** begin Input data **

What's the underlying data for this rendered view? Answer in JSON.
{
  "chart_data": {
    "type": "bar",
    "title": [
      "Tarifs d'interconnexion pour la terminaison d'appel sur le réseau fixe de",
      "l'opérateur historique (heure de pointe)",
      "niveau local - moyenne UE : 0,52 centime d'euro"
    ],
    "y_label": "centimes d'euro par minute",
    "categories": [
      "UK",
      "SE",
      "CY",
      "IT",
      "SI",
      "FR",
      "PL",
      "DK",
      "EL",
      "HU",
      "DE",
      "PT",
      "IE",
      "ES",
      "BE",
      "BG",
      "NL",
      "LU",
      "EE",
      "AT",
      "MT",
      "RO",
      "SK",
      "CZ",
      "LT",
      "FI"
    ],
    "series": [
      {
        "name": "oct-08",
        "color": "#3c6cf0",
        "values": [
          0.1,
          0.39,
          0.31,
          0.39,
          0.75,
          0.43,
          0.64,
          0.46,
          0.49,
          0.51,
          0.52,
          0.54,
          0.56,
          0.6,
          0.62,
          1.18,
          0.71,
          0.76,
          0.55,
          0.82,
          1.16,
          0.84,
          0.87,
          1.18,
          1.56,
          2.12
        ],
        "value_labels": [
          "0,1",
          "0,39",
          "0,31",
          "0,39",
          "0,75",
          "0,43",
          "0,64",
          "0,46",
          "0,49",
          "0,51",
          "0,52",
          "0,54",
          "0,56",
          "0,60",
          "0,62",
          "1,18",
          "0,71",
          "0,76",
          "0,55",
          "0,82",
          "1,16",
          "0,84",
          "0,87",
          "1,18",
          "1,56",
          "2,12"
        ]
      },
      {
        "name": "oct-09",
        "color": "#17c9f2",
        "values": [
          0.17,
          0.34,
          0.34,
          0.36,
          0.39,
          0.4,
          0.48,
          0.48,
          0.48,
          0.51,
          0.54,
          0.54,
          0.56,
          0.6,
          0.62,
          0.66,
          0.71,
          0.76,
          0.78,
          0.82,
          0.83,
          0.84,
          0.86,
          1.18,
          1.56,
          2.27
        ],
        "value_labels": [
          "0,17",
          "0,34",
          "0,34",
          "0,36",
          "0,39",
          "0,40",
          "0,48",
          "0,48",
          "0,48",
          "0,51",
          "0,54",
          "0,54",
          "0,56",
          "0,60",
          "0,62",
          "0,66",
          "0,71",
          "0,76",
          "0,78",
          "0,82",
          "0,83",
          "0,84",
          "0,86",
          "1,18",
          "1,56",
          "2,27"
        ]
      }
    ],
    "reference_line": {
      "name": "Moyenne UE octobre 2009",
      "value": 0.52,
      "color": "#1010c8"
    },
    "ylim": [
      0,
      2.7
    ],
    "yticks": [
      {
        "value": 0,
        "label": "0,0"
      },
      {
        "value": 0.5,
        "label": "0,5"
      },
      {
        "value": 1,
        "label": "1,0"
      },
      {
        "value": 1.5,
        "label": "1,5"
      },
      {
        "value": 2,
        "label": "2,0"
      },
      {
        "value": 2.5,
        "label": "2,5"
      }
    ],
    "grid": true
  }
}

** end Input data **

Each record should come back exactly as written.

Result of this task >>
What's the underlying data for this rendered view? Answer in JSON.
{
  "chart_data": {
    "type": "bar",
    "title": [
      "Tarifs d'interconnexion pour la terminaison d'appel sur le réseau fixe de",
      "l'opérateur historique (heure de pointe)",
      "niveau local - moyenne UE : 0,52 centime d'euro"
    ],
    "y_label": "centimes d'euro par minute",
    "categories": [
      "UK",
      "SE",
      "CY",
      "IT",
      "SI",
      "FR",
      "PL",
      "DK",
      "EL",
      "HU",
      "DE",
      "PT",
      "IE",
      "ES",
      "BE",
      "BG",
      "NL",
      "LU",
      "EE",
      "AT",
      "MT",
      "RO",
      "SK",
      "CZ",
      "LT",
      "FI"
    ],
    "series": [
      {
        "name": "oct-08",
        "color": "#3c6cf0",
        "values": [
          0.1,
          0.39,
          0.31,
          0.39,
          0.75,
          0.43,
          0.64,
          0.46,
          0.49,
          0.51,
          0.52,
          0.54,
          0.56,
          0.6,
          0.62,
          1.18,
          0.71,
          0.76,
          0.55,
          0.82,
          1.16,
          0.84,
          0.87,
          1.18,
          1.56,
          2.12
        ],
        "value_labels": [
          "0,1",
          "0,39",
          "0,31",
          "0,39",
          "0,75",
          "0,43",
          "0,64",
          "0,46",
          "0,49",
          "0,51",
          "0,52",
          "0,54",
          "0,56",
          "0,60",
          "0,62",
          "1,18",
          "0,71",
          "0,76",
          "0,55",
          "0,82",
          "1,16",
          "0,84",
          "0,87",
          "1,18",
          "1,56",
          "2,12"
        ]
      },
      {
        "name": "oct-09",
        "color": "#17c9f2",
        "values": [
          0.17,
          0.34,
          0.34,
          0.36,
          0.39,
          0.4,
          0.48,
          0.48,
          0.48,
          0.51,
          0.54,
          0.54,
          0.56,
          0.6,
          0.62,
          0.66,
          0.71,
          0.76,
          0.78,
          0.82,
          0.83,
          0.84,
          0.86,
          1.18,
          1.56,
          2.27
        ],
        "value_labels": [
          "0,17",
          "0,34",
          "0,34",
          "0,36",
          "0,39",
          "0,40",
          "0,48",
          "0,48",
          "0,48",
          "0,51",
          "0,54",
          "0,54",
          "0,56",
          "0,60",
          "0,62",
          "0,66",
          "0,71",
          "0,76",
          "0,78",
          "0,82",
          "0,83",
          "0,84",
          "0,86",
          "1,18",
          "1,56",
          "2,27"
        ]
      }
    ],
    "reference_line": {
      "name": "Moyenne UE octobre 2009",
      "value": 0.52,
      "color": "#1010c8"
    },
    "ylim": [
      0,
      2.7
    ],
    "yticks": [
      {
        "value": 0,
        "label": "0,0"
      },
      {
        "value": 0.5,
        "label": "0,5"
      },
      {
        "value": 1,
        "label": "1,0"
      },
      {
        "value": 1.5,
        "label": "1,5"
      },
      {
        "value": 2,
        "label": "2,0"
      },
      {
        "value": 2.5,
        "label": "2,5"
      }
    ],
    "grid": true
  }
}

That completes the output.